[Excerpts from a figure dataset]
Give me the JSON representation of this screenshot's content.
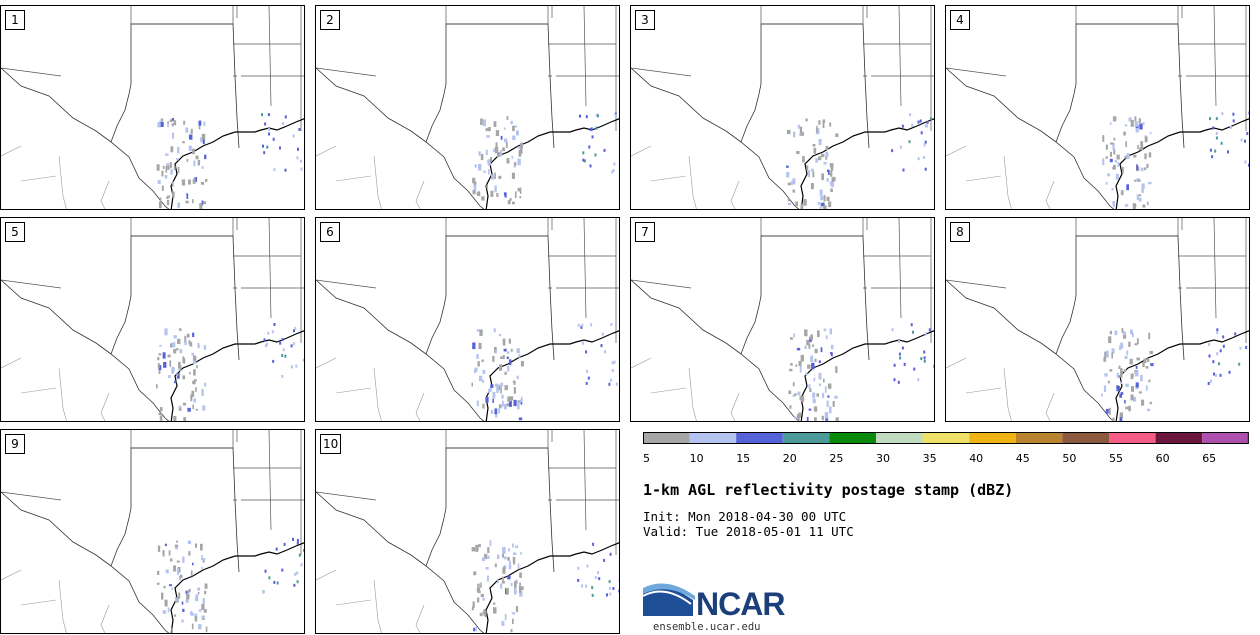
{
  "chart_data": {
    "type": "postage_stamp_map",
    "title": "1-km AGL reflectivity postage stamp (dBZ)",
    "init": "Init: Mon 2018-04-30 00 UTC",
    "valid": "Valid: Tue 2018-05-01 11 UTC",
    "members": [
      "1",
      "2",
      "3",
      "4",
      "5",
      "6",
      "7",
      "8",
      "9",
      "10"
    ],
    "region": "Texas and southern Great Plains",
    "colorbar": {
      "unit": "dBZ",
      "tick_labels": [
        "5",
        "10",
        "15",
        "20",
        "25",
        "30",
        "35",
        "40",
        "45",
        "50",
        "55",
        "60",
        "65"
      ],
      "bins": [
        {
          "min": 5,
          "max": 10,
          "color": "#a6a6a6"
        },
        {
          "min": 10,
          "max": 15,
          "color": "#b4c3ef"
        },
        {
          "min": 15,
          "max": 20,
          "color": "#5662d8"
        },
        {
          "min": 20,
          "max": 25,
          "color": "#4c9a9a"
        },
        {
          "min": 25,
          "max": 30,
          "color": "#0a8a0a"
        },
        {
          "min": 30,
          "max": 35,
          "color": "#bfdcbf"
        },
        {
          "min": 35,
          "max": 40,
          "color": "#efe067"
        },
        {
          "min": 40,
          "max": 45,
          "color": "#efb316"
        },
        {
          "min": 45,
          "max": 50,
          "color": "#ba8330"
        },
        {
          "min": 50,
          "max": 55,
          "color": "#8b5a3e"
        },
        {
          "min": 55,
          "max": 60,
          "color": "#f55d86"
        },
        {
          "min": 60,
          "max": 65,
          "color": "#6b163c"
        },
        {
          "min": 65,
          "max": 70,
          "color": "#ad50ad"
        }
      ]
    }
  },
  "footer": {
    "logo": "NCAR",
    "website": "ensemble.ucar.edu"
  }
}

--

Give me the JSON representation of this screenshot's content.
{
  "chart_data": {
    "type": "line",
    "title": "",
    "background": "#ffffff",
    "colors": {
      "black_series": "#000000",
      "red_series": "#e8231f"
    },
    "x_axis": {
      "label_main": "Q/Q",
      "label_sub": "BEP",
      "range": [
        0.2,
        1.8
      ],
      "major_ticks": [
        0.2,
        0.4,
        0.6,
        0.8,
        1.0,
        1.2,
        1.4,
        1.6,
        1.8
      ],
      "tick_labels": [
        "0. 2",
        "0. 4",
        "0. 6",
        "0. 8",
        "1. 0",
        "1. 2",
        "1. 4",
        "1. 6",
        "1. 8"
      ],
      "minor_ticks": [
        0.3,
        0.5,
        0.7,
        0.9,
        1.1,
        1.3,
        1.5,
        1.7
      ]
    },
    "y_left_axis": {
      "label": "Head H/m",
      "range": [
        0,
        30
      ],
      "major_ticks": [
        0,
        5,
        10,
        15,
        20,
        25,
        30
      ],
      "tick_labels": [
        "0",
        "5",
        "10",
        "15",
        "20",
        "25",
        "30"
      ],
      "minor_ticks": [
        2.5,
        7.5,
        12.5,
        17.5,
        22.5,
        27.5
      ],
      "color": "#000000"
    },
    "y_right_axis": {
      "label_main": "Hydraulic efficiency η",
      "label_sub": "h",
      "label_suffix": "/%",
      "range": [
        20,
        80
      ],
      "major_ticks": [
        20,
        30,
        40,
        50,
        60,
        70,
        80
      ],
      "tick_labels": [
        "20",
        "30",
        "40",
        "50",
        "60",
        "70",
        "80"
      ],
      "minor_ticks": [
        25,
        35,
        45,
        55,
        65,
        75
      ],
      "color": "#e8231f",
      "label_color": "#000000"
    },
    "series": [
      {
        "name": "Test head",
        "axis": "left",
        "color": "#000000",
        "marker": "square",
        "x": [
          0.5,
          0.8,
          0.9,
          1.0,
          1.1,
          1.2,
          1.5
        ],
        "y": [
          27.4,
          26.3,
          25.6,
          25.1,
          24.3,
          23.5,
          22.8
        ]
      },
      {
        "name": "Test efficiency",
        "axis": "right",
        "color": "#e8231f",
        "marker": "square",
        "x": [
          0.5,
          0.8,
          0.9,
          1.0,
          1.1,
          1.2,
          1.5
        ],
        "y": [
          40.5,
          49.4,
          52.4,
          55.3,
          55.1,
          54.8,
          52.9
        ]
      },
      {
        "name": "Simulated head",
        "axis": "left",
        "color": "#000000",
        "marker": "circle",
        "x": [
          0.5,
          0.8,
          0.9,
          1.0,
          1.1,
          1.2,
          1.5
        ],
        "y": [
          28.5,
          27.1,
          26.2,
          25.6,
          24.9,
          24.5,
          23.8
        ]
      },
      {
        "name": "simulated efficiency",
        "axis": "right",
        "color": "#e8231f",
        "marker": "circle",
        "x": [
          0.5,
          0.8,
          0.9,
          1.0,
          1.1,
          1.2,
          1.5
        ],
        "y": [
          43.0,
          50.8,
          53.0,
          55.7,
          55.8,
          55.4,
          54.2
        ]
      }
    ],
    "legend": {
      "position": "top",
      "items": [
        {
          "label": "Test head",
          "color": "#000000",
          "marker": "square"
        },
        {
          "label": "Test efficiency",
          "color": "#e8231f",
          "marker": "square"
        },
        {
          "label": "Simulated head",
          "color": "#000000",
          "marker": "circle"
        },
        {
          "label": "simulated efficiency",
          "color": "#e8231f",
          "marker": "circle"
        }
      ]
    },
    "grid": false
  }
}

__Instructions to follow__
Pull out each line containing the word "title" and copy it.

__Answer for this exercise__
    "title": "1-km AGL reflectivity postage stamp (dBZ)",
    "title": "",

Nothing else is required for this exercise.